What the task asks:
Output the entries verbatim, including every line.

-- start Extracted data --

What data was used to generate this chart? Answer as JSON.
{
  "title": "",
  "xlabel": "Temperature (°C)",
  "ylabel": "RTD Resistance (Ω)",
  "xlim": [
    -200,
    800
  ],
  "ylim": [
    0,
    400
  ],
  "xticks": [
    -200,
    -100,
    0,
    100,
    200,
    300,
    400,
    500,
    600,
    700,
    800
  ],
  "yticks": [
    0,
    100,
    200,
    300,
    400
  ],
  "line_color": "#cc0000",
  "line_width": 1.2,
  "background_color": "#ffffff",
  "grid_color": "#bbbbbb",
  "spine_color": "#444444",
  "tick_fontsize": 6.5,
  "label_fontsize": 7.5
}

-- end Extracted data --

Answer in full:
What data was used to generate this chart? Answer as JSON.
{
  "title": "",
  "xlabel": "Temperature (°C)",
  "ylabel": "RTD Resistance (Ω)",
  "xlim": [
    -200,
    800
  ],
  "ylim": [
    0,
    400
  ],
  "xticks": [
    -200,
    -100,
    0,
    100,
    200,
    300,
    400,
    500,
    600,
    700,
    800
  ],
  "yticks": [
    0,
    100,
    200,
    300,
    400
  ],
  "line_color": "#cc0000",
  "line_width": 1.2,
  "background_color": "#ffffff",
  "grid_color": "#bbbbbb",
  "spine_color": "#444444",
  "tick_fontsize": 6.5,
  "label_fontsize": 7.5
}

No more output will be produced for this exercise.